## What you should do
Repeat every entry word for word, but leave the images out of your copy.

(Collection entries)
■ ■ ■ ■ ■ ■ ■

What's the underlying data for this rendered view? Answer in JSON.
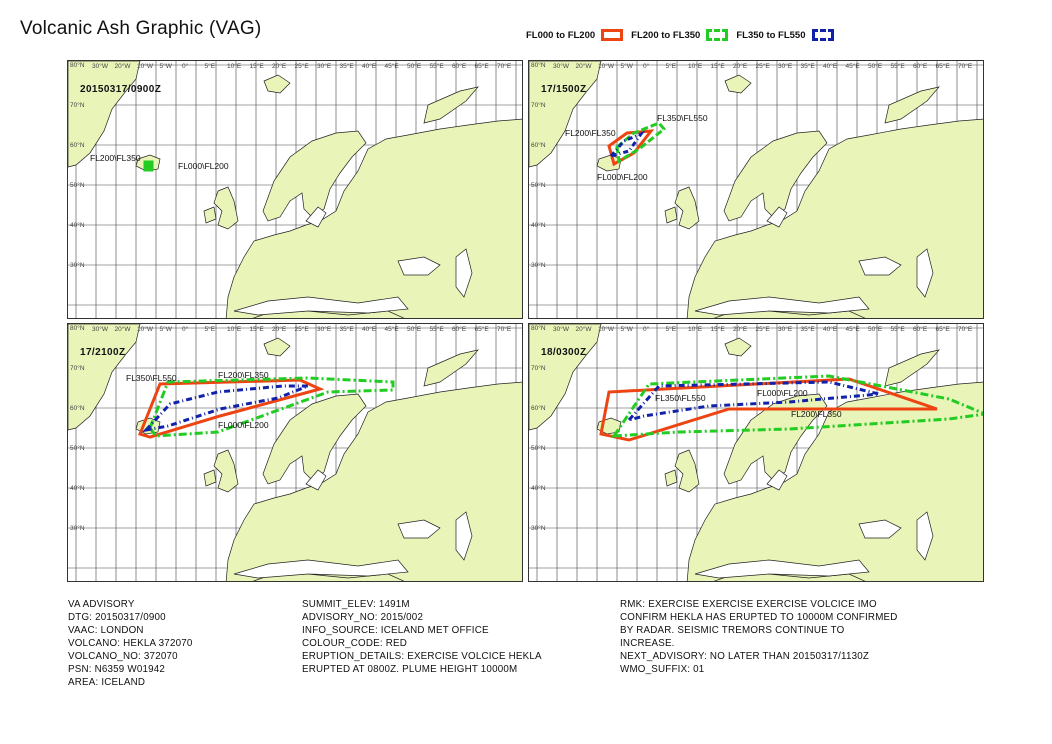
{
  "title": "Volcanic Ash Graphic (VAG)",
  "legend": [
    {
      "label": "FL000 to FL200",
      "color": "#ee4411",
      "style": "solid"
    },
    {
      "label": "FL200 to FL350",
      "color": "#22cc22",
      "style": "dashed"
    },
    {
      "label": "FL350 to FL550",
      "color": "#1122aa",
      "style": "dashed"
    }
  ],
  "map": {
    "land_color": "#e8f4b8",
    "lon_ticks": [
      "30°W",
      "20°W",
      "10°W",
      "5°W",
      "0°",
      "5°E",
      "10°E",
      "15°E",
      "20°E",
      "25°E",
      "30°E",
      "35°E",
      "40°E",
      "45°E",
      "50°E",
      "55°E",
      "60°E",
      "65°E",
      "70°E"
    ],
    "lat_ticks": [
      "80°N",
      "70°N",
      "60°N",
      "50°N",
      "40°N",
      "30°N"
    ]
  },
  "panels": [
    {
      "time": "20150317/0900Z",
      "labels": [
        "FL200\\FL350",
        "FL000\\FL200"
      ]
    },
    {
      "time": "17/1500Z",
      "labels": [
        "FL350\\FL550",
        "FL200\\FL350",
        "FL000\\FL200"
      ]
    },
    {
      "time": "17/2100Z",
      "labels": [
        "FL350\\FL550",
        "FL200\\FL350",
        "FL000\\FL200"
      ]
    },
    {
      "time": "18/0300Z",
      "labels": [
        "FL350\\FL550",
        "FL000\\FL200",
        "FL200\\FL350"
      ]
    }
  ],
  "advisory": {
    "col1": [
      "VA ADVISORY",
      "DTG: 20150317/0900",
      "VAAC: LONDON",
      "VOLCANO: HEKLA 372070",
      "VOLCANO_NO: 372070",
      "PSN: N6359 W01942",
      "AREA: ICELAND"
    ],
    "col2": [
      "SUMMIT_ELEV: 1491M",
      "ADVISORY_NO: 2015/002",
      "INFO_SOURCE: ICELAND MET OFFICE",
      "COLOUR_CODE: RED",
      "ERUPTION_DETAILS: EXERCISE VOLCICE HEKLA",
      "ERUPTED AT 0800Z. PLUME HEIGHT 10000M"
    ],
    "col3": [
      "RMK: EXERCISE EXERCISE EXERCISE VOLCICE IMO",
      "CONFIRM HEKLA HAS ERUPTED TO 10000M CONFIRMED",
      "BY RADAR.  SEISMIC TREMORS CONTINUE TO",
      "INCREASE.",
      "NEXT_ADVISORY: NO LATER THAN 20150317/1130Z",
      "WMO_SUFFIX: 01"
    ]
  }
}
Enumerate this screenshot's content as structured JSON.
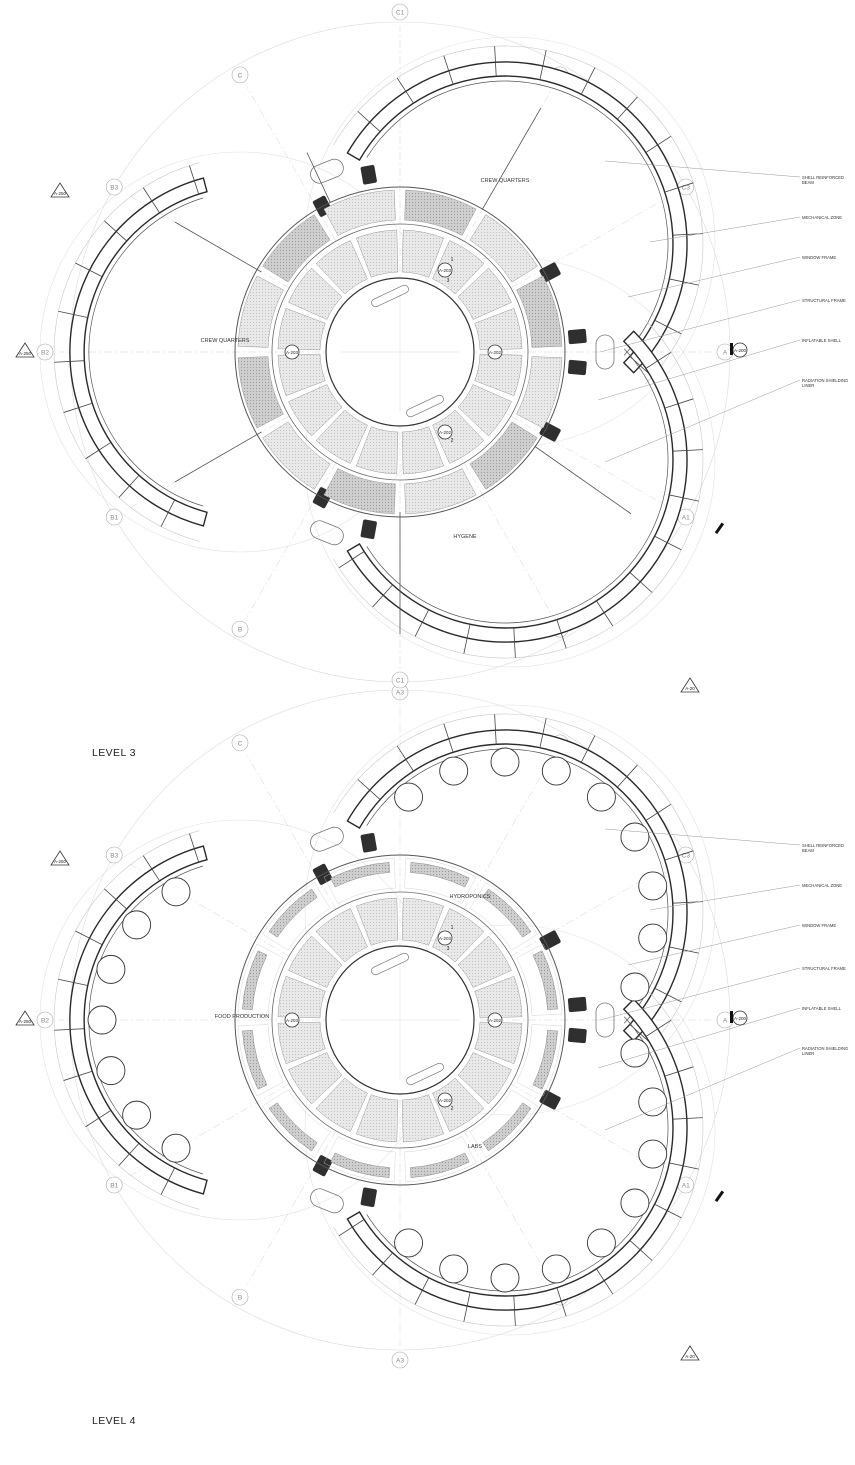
{
  "levels": [
    {
      "title": "LEVEL 3",
      "grid_labels": [
        "C1",
        "C",
        "C2",
        "B3",
        "C3",
        "B2",
        "A",
        "B1",
        "A1",
        "B",
        "A2",
        "A3"
      ],
      "section_tags": {
        "left": "A-250",
        "right": "A-200",
        "bottom": "A-20"
      },
      "callout_tags": [
        "A-203",
        "A-203",
        "A-202",
        "A-202"
      ],
      "callout_numbers": [
        "1",
        "2",
        "3"
      ],
      "rooms": [
        "CREW QUARTERS",
        "CREW QUARTERS",
        "HYGENE"
      ],
      "annotations": [
        "SHELL REINFORCED BEAM",
        "MECHANICAL ZONE",
        "WINDOW FRAME",
        "STRUCTURAL FRAME",
        "INFLATABLE SHELL",
        "RADIATION SHIELDING LINER"
      ]
    },
    {
      "title": "LEVEL 4",
      "grid_labels": [
        "C1",
        "C",
        "C2",
        "B3",
        "C3",
        "B2",
        "A",
        "B1",
        "A1",
        "B",
        "A2",
        "A3"
      ],
      "section_tags": {
        "left": "A-250",
        "right": "A-200",
        "bottom": "A-20"
      },
      "callout_tags": [
        "A-203",
        "A-203",
        "A-202",
        "A-202"
      ],
      "callout_numbers": [
        "1",
        "2",
        "3"
      ],
      "rooms": [
        "HYDROPONICS",
        "FOOD PRODUCTION",
        "LABS"
      ],
      "annotations": [
        "SHELL REINFORCED BEAM",
        "MECHANICAL ZONE",
        "WINDOW FRAME",
        "STRUCTURAL FRAME",
        "INFLATABLE SHELL",
        "RADIATION SHIELDING LINER"
      ]
    }
  ]
}
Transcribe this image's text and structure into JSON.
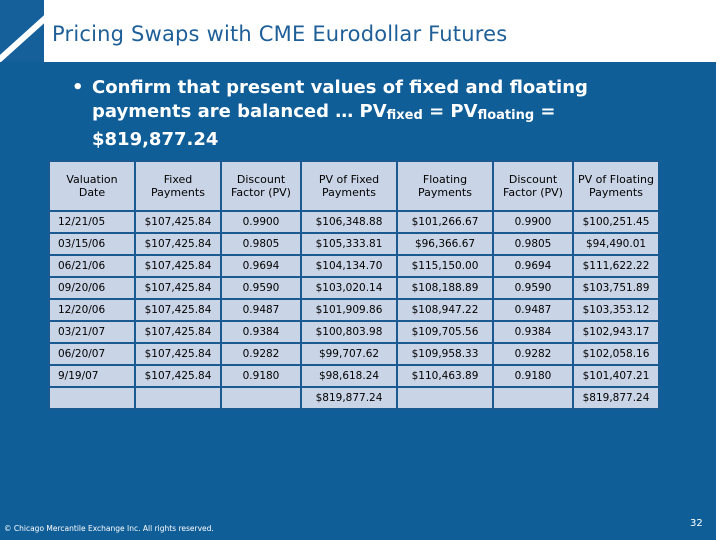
{
  "slide": {
    "title": "Pricing Swaps with CME Eurodollar Futures",
    "bullet_line1": "Confirm that  present values of fixed and floating",
    "bullet_line2_a": "payments are balanced … PV",
    "bullet_line2_sub1": "fixed",
    "bullet_line2_b": " = PV",
    "bullet_line2_sub2": "floating",
    "bullet_line2_c": " =",
    "bullet_line3": "$819,877.24",
    "footer": "© Chicago Mercantile Exchange Inc. All rights reserved.",
    "page_number": "32"
  },
  "table": {
    "headers": [
      "Valuation Date",
      "Fixed Payments",
      "Discount Factor (PV)",
      "PV of Fixed Payments",
      "Floating Payments",
      "Discount Factor (PV)",
      "PV of Floating Payments"
    ],
    "rows": [
      [
        "12/21/05",
        "$107,425.84",
        "0.9900",
        "$106,348.88",
        "$101,266.67",
        "0.9900",
        "$100,251.45"
      ],
      [
        "03/15/06",
        "$107,425.84",
        "0.9805",
        "$105,333.81",
        "$96,366.67",
        "0.9805",
        "$94,490.01"
      ],
      [
        "06/21/06",
        "$107,425.84",
        "0.9694",
        "$104,134.70",
        "$115,150.00",
        "0.9694",
        "$111,622.22"
      ],
      [
        "09/20/06",
        "$107,425.84",
        "0.9590",
        "$103,020.14",
        "$108,188.89",
        "0.9590",
        "$103,751.89"
      ],
      [
        "12/20/06",
        "$107,425.84",
        "0.9487",
        "$101,909.86",
        "$108,947.22",
        "0.9487",
        "$103,353.12"
      ],
      [
        "03/21/07",
        "$107,425.84",
        "0.9384",
        "$100,803.98",
        "$109,705.56",
        "0.9384",
        "$102,943.17"
      ],
      [
        "06/20/07",
        "$107,425.84",
        "0.9282",
        "$99,707.62",
        "$109,958.33",
        "0.9282",
        "$102,058.16"
      ],
      [
        "9/19/07",
        "$107,425.84",
        "0.9180",
        "$98,618.24",
        "$110,463.89",
        "0.9180",
        "$101,407.21"
      ]
    ],
    "totals": [
      "",
      "",
      "",
      "$819,877.24",
      "",
      "",
      "$819,877.24"
    ]
  }
}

■ ■ ■ ■ ■ ■ ■

## Expected answer
What's the underlying data for this rendered view? Answer in JSON.
{
  "title": "Volcanic Ash Graphic (VAG)",
  "legend": [
    {
      "label": "FL000 to FL200",
      "color": "#ee4411",
      "style": "solid"
    },
    {
      "label": "FL200 to FL350",
      "color": "#22cc22",
      "style": "dashed"
    },
    {
      "label": "FL350 to FL550",
      "color": "#1122aa",
      "style": "dashed"
    }
  ],
  "map": {
    "land_color": "#e8f4b8",
    "lon_ticks": [
      "30°W",
      "20°W",
      "10°W",
      "5°W",
      "0°",
      "5°E",
      "10°E",
      "15°E",
      "20°E",
      "25°E",
      "30°E",
      "35°E",
      "40°E",
      "45°E",
      "50°E",
      "55°E",
      "60°E",
      "65°E",
      "70°E"
    ],
    "lat_ticks": [
      "80°N",
      "70°N",
      "60°N",
      "50°N",
      "40°N",
      "30°N"
    ]
  },
  "panels": [
    {
      "time": "20150317/0900Z",
      "labels": [
        "FL200\\FL350",
        "FL000\\FL200"
      ]
    },
    {
      "time": "17/1500Z",
      "labels": [
        "FL350\\FL550",
        "FL200\\FL350",
        "FL000\\FL200"
      ]
    },
    {
      "time": "17/2100Z",
      "labels": [
        "FL350\\FL550",
        "FL200\\FL350",
        "FL000\\FL200"
      ]
    },
    {
      "time": "18/0300Z",
      "labels": [
        "FL350\\FL550",
        "FL000\\FL200",
        "FL200\\FL350"
      ]
    }
  ],
  "advisory": {
    "col1": [
      "VA ADVISORY",
      "DTG: 20150317/0900",
      "VAAC: LONDON",
      "VOLCANO: HEKLA 372070",
      "VOLCANO_NO: 372070",
      "PSN: N6359 W01942",
      "AREA: ICELAND"
    ],
    "col2": [
      "SUMMIT_ELEV: 1491M",
      "ADVISORY_NO: 2015/002",
      "INFO_SOURCE: ICELAND MET OFFICE",
      "COLOUR_CODE: RED",
      "ERUPTION_DETAILS: EXERCISE VOLCICE HEKLA",
      "ERUPTED AT 0800Z. PLUME HEIGHT 10000M"
    ],
    "col3": [
      "RMK: EXERCISE EXERCISE EXERCISE VOLCICE IMO",
      "CONFIRM HEKLA HAS ERUPTED TO 10000M CONFIRMED",
      "BY RADAR.  SEISMIC TREMORS CONTINUE TO",
      "INCREASE.",
      "NEXT_ADVISORY: NO LATER THAN 20150317/1130Z",
      "WMO_SUFFIX: 01"
    ]
  }
}
Enumerate this screenshot's content as structured JSON.
{
  "levels": [
    {
      "title": "LEVEL 3",
      "grid_labels": [
        "C1",
        "C",
        "C2",
        "B3",
        "C3",
        "B2",
        "A",
        "B1",
        "A1",
        "B",
        "A2",
        "A3"
      ],
      "section_tags": {
        "left": "A-250",
        "right": "A-200",
        "bottom": "A-20"
      },
      "callout_tags": [
        "A-203",
        "A-203",
        "A-202",
        "A-202"
      ],
      "callout_numbers": [
        "1",
        "2",
        "3"
      ],
      "rooms": [
        "CREW QUARTERS",
        "CREW QUARTERS",
        "HYGENE"
      ],
      "annotations": [
        "SHELL REINFORCED BEAM",
        "MECHANICAL ZONE",
        "WINDOW FRAME",
        "STRUCTURAL FRAME",
        "INFLATABLE SHELL",
        "RADIATION SHIELDING LINER"
      ]
    },
    {
      "title": "LEVEL 4",
      "grid_labels": [
        "C1",
        "C",
        "C2",
        "B3",
        "C3",
        "B2",
        "A",
        "B1",
        "A1",
        "B",
        "A2",
        "A3"
      ],
      "section_tags": {
        "left": "A-250",
        "right": "A-200",
        "bottom": "A-20"
      },
      "callout_tags": [
        "A-203",
        "A-203",
        "A-202",
        "A-202"
      ],
      "callout_numbers": [
        "1",
        "2",
        "3"
      ],
      "rooms": [
        "HYDROPONICS",
        "FOOD PRODUCTION",
        "LABS"
      ],
      "annotations": [
        "SHELL REINFORCED BEAM",
        "MECHANICAL ZONE",
        "WINDOW FRAME",
        "STRUCTURAL FRAME",
        "INFLATABLE SHELL",
        "RADIATION SHIELDING LINER"
      ]
    }
  ]
}
Transcribe this image's text and structure into JSON.
{
  "slide": {
    "title": "Pricing Swaps with CME Eurodollar Futures",
    "bullet_line1": "Confirm that  present values of fixed and floating",
    "bullet_line2_a": "payments are balanced … PV",
    "bullet_line2_sub1": "fixed",
    "bullet_line2_b": " = PV",
    "bullet_line2_sub2": "floating",
    "bullet_line2_c": " =",
    "bullet_line3": "$819,877.24",
    "footer": "© Chicago Mercantile Exchange Inc. All rights reserved.",
    "page_number": "32"
  },
  "table": {
    "headers": [
      "Valuation Date",
      "Fixed Payments",
      "Discount Factor (PV)",
      "PV of Fixed Payments",
      "Floating Payments",
      "Discount Factor (PV)",
      "PV of Floating Payments"
    ],
    "rows": [
      [
        "12/21/05",
        "$107,425.84",
        "0.9900",
        "$106,348.88",
        "$101,266.67",
        "0.9900",
        "$100,251.45"
      ],
      [
        "03/15/06",
        "$107,425.84",
        "0.9805",
        "$105,333.81",
        "$96,366.67",
        "0.9805",
        "$94,490.01"
      ],
      [
        "06/21/06",
        "$107,425.84",
        "0.9694",
        "$104,134.70",
        "$115,150.00",
        "0.9694",
        "$111,622.22"
      ],
      [
        "09/20/06",
        "$107,425.84",
        "0.9590",
        "$103,020.14",
        "$108,188.89",
        "0.9590",
        "$103,751.89"
      ],
      [
        "12/20/06",
        "$107,425.84",
        "0.9487",
        "$101,909.86",
        "$108,947.22",
        "0.9487",
        "$103,353.12"
      ],
      [
        "03/21/07",
        "$107,425.84",
        "0.9384",
        "$100,803.98",
        "$109,705.56",
        "0.9384",
        "$102,943.17"
      ],
      [
        "06/20/07",
        "$107,425.84",
        "0.9282",
        "$99,707.62",
        "$109,958.33",
        "0.9282",
        "$102,058.16"
      ],
      [
        "9/19/07",
        "$107,425.84",
        "0.9180",
        "$98,618.24",
        "$110,463.89",
        "0.9180",
        "$101,407.21"
      ]
    ],
    "totals": [
      "",
      "",
      "",
      "$819,877.24",
      "",
      "",
      "$819,877.24"
    ]
  }
}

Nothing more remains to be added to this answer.